To be done:
Each line containing the word "precio" must be collected.

(Collected data)
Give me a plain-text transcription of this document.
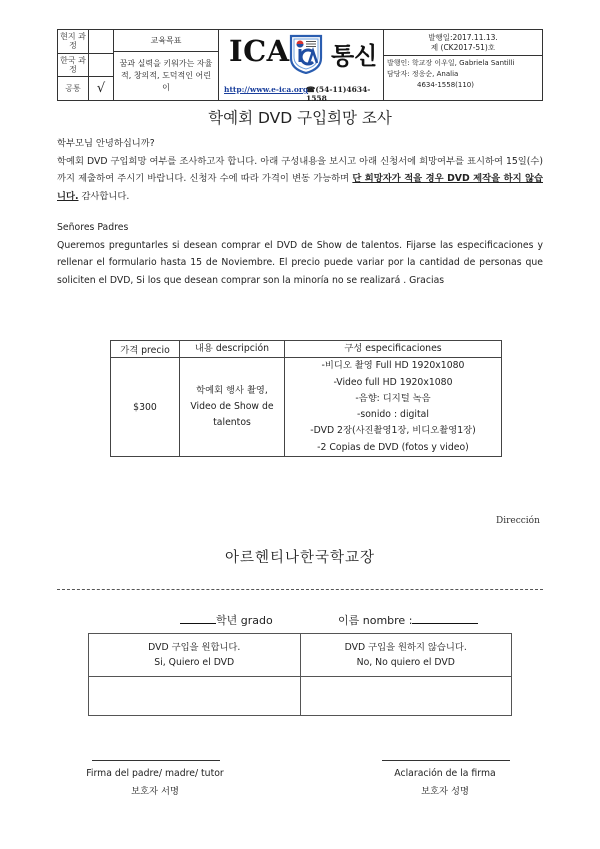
현지 과정
한국 과정
공통	√
교육목표
꿈과 실력을 키워가는 자율적, 창의적, 도덕적인 어린이
ICA 통신
http://www.e-ica.org
☎(54-11)4634-1558
발행일:2017.11.13.
제 (CK2017-51)호
발행인: 학교장 이우일, Gabriela Santilli
담당자: 정응순, Analia
4634-1558(110)
학예회 DVD 구입희망 조사

학부모님 안녕하십니까?

학예회 DVD 구입희망 여부를 조사하고자 합니다. 아래 구성내용을 보시고 아래 신청서에 희망여부를 표시하여 15일(수)까지 제출하여 주시기 바랍니다. 신청자 수에 따라 가격이 변동 가능하며 단 희망자가 적을 경우 DVD 제작을 하지 않습니다. 감사합니다.

Señores Padres

Queremos preguntarles si desean comprar el DVD de Show de talentos. Fijarse las especificaciones y rellenar el formulario hasta 15 de Noviembre. El precio puede variar por la cantidad de personas que soliciten el DVD, Si los que desean comprar son la minoría no se realizará . Gracias

가격 precio	내용 descripción	구성 especificaciones
$300	학예회 행사 촬영, Video de Show de talentos	
-비디오 촬영 Full HD 1920x1080
-Video full HD 1920x1080
-음향: 디지털 녹음
-sonido : digital
-DVD 2장(사진촬영1장, 비디오촬영1장)
-2 Copias de DVD (fotos y video)
Dirección
아르헨티나한국학교장
학년 grado	이름 nombre :
DVD 구입을 원합니다.
Si, Quiero el DVD

DVD 구입을 원하지 않습니다.
No, No quiero el DVD

Firma del padre/ madre/ tutor
보호자 서명
Aclaración de la firma
보호자 성명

Written answer:
Queremos preguntarles si desean comprar el DVD de Show de talentos. Fijarse las especificaciones y rellenar el formulario hasta 15 de Noviembre. El precio puede variar por la cantidad de personas que soliciten el DVD, Si los que desean comprar son la minoría no se realizará . Gracias
가격 precio	내용 descripción	구성 especificaciones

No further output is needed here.